**SUPPLIED RECORDS:**
────────────────────
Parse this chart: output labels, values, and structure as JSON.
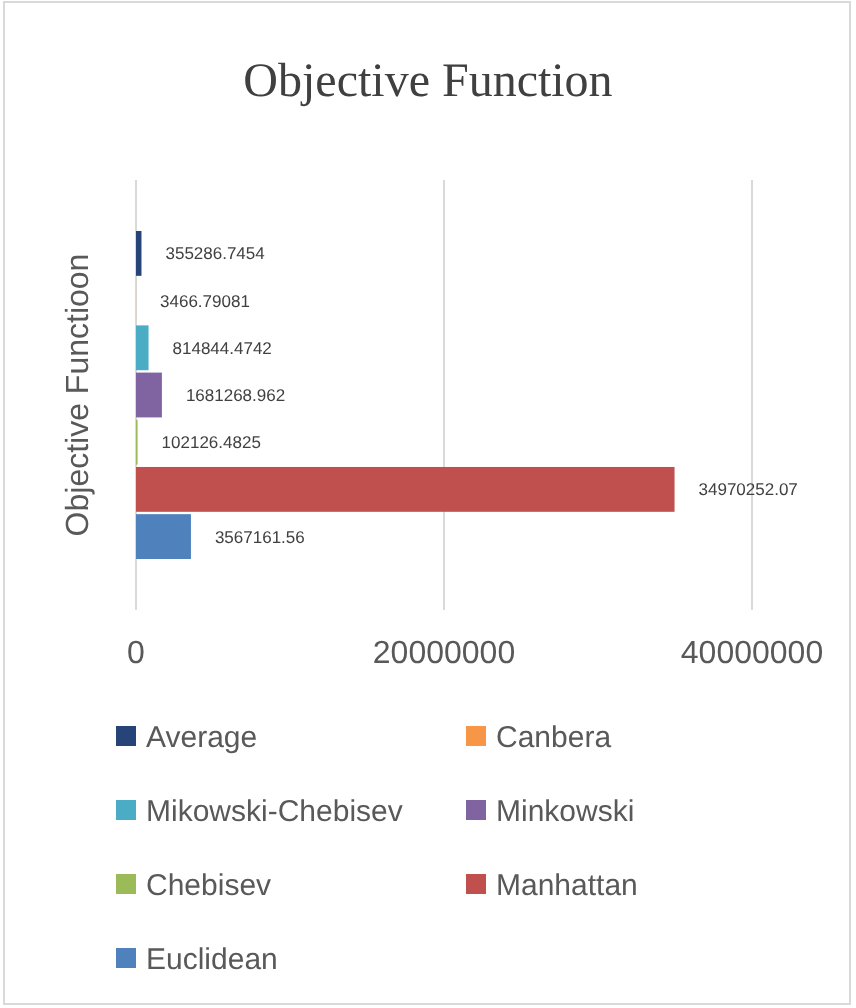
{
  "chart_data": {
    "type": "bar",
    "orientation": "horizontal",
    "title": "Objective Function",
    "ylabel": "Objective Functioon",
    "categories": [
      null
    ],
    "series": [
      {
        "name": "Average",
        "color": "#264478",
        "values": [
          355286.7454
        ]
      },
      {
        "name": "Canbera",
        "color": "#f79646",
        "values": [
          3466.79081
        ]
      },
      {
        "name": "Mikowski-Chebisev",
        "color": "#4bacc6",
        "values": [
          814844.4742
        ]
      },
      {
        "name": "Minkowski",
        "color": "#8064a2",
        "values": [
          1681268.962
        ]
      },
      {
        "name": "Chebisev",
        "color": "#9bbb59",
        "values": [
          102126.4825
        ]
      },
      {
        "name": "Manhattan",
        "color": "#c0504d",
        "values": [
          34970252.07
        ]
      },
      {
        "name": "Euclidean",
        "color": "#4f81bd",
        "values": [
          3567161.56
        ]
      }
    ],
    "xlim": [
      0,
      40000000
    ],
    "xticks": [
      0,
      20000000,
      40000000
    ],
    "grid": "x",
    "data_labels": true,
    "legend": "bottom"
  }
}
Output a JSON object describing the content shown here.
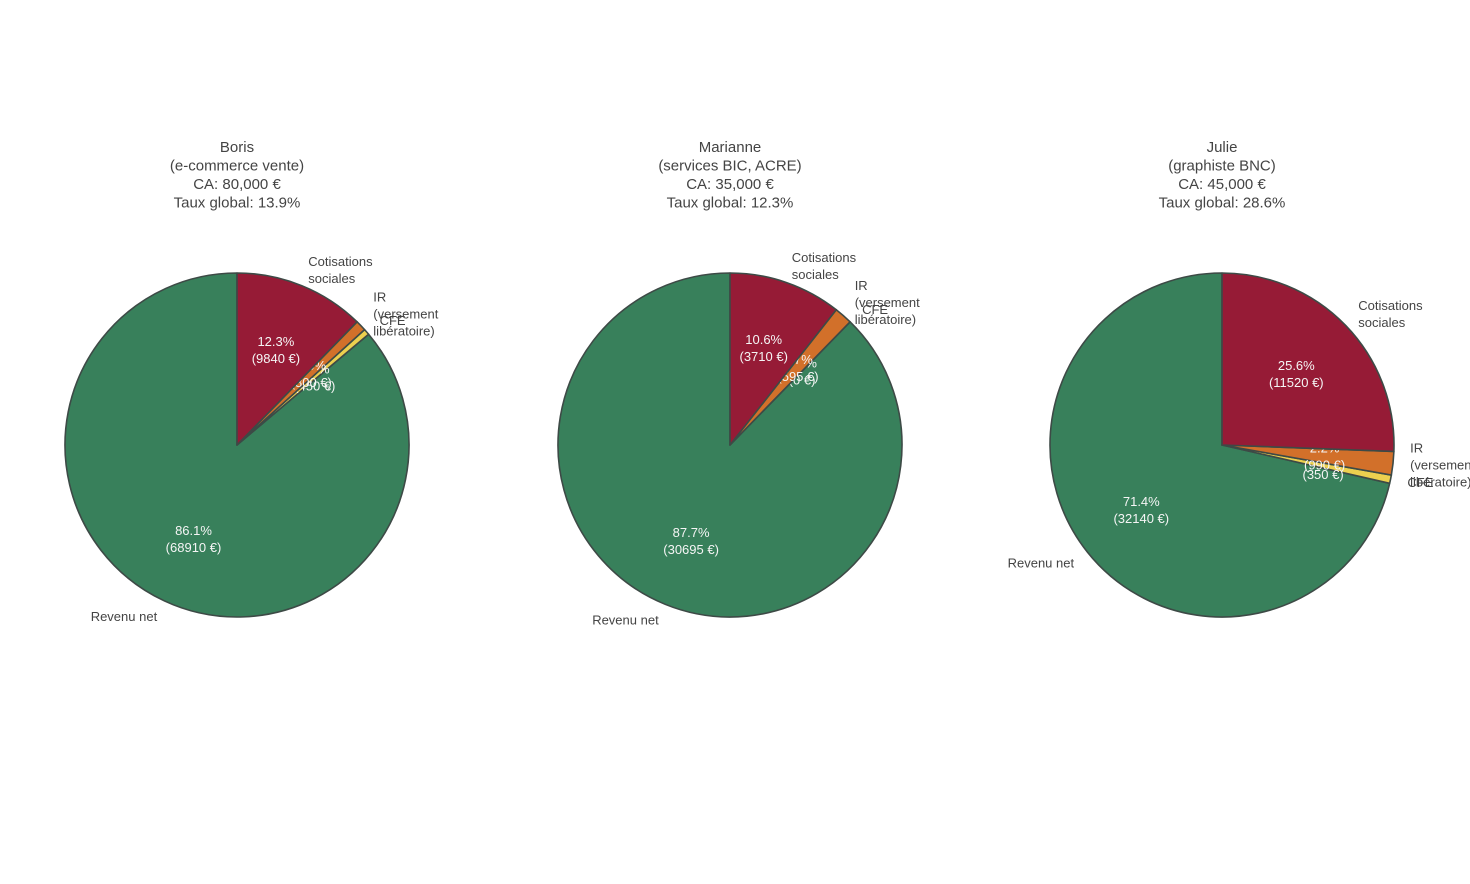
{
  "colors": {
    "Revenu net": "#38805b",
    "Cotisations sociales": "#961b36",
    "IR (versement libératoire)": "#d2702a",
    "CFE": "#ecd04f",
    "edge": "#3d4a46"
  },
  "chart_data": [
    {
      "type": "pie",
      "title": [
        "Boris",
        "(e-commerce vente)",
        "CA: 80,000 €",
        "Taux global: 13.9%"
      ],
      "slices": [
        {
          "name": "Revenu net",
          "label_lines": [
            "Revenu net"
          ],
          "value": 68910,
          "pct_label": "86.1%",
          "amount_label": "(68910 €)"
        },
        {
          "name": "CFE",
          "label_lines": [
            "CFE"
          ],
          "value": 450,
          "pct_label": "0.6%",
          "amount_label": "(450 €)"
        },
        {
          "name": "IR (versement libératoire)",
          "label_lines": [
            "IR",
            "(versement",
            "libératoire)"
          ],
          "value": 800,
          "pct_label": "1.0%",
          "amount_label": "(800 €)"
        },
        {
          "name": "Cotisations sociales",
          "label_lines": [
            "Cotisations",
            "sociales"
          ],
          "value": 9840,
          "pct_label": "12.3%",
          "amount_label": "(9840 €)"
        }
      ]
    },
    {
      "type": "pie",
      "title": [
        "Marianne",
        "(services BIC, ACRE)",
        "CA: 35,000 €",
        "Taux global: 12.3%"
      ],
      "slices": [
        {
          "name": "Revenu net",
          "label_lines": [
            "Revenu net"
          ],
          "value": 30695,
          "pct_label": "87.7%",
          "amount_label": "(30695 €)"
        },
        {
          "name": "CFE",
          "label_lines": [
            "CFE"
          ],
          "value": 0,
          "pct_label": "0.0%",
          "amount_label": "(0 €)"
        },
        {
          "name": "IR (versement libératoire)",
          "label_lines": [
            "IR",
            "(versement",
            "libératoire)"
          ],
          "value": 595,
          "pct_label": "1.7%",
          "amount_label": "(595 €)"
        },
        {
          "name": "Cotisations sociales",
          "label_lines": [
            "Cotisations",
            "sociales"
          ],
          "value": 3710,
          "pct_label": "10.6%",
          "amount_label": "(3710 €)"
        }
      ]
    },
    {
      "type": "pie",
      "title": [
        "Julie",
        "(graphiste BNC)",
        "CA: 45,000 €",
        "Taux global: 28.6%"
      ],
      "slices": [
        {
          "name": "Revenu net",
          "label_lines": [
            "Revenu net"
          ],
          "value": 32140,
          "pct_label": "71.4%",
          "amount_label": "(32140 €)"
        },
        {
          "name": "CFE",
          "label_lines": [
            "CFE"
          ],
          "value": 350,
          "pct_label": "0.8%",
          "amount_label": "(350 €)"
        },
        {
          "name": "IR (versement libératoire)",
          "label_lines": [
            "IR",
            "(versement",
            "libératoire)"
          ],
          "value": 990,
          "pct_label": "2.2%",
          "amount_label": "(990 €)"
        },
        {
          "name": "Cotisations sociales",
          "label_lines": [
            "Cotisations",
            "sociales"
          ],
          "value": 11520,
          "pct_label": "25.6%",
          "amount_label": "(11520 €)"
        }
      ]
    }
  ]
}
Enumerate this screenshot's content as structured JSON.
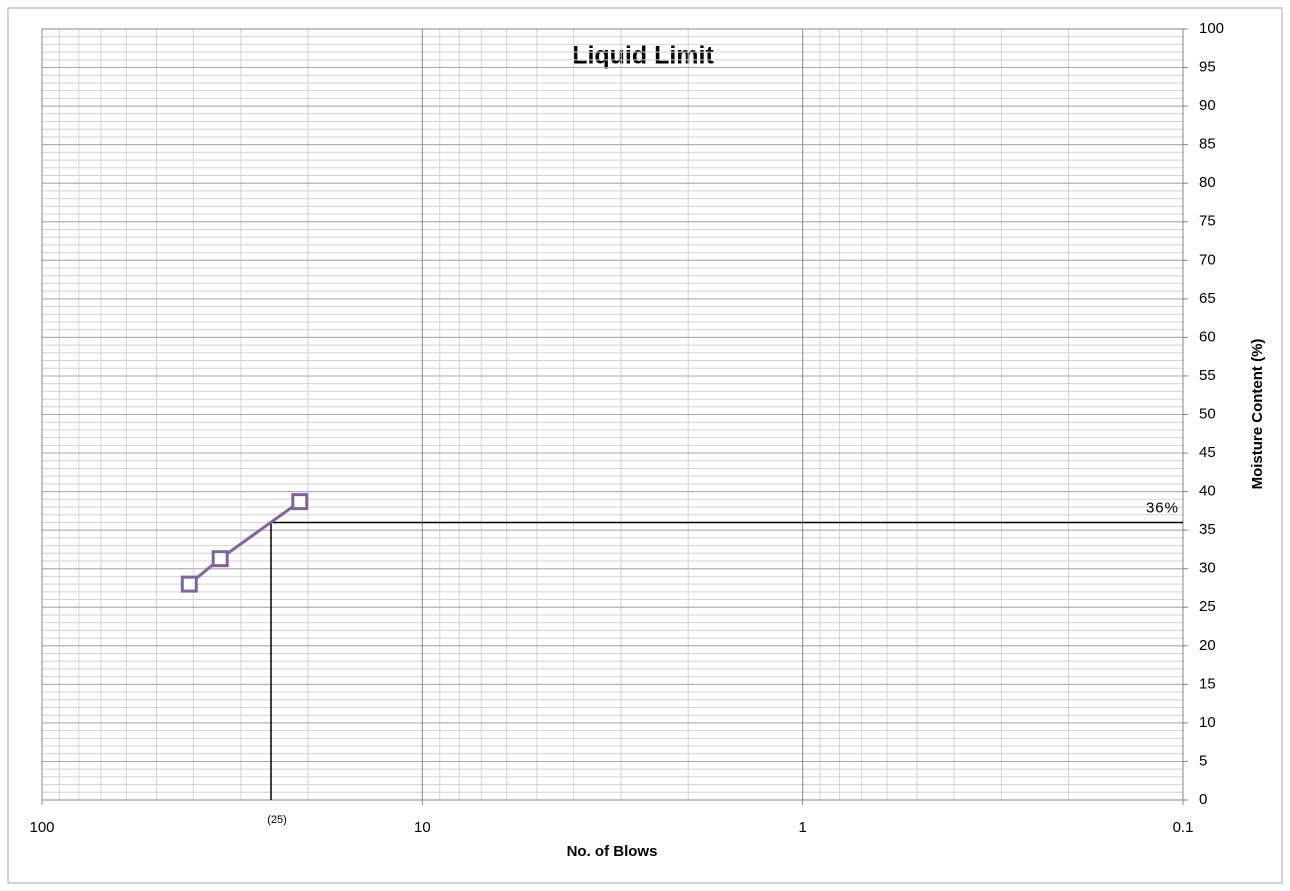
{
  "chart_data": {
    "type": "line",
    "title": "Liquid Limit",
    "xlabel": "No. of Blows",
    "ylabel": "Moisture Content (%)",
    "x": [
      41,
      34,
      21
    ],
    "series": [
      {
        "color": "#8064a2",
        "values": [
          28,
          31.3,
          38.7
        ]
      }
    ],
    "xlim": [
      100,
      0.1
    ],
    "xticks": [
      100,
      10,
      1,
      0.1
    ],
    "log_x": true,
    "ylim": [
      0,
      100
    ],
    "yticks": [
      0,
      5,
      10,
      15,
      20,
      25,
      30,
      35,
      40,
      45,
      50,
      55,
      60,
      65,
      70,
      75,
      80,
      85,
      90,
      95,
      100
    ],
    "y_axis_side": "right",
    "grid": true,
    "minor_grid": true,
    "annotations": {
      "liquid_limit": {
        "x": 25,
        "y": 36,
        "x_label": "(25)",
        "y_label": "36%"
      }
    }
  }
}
────────────────────
**WRITTEN TASK:** Look through the lines above and collect those with the word "JSON".

**IN RESPONSE:**
Parse this chart: output labels, values, and structure as JSON.
Output a JSON object describing the content shown here.
Enumerate this screenshot's content as structured JSON.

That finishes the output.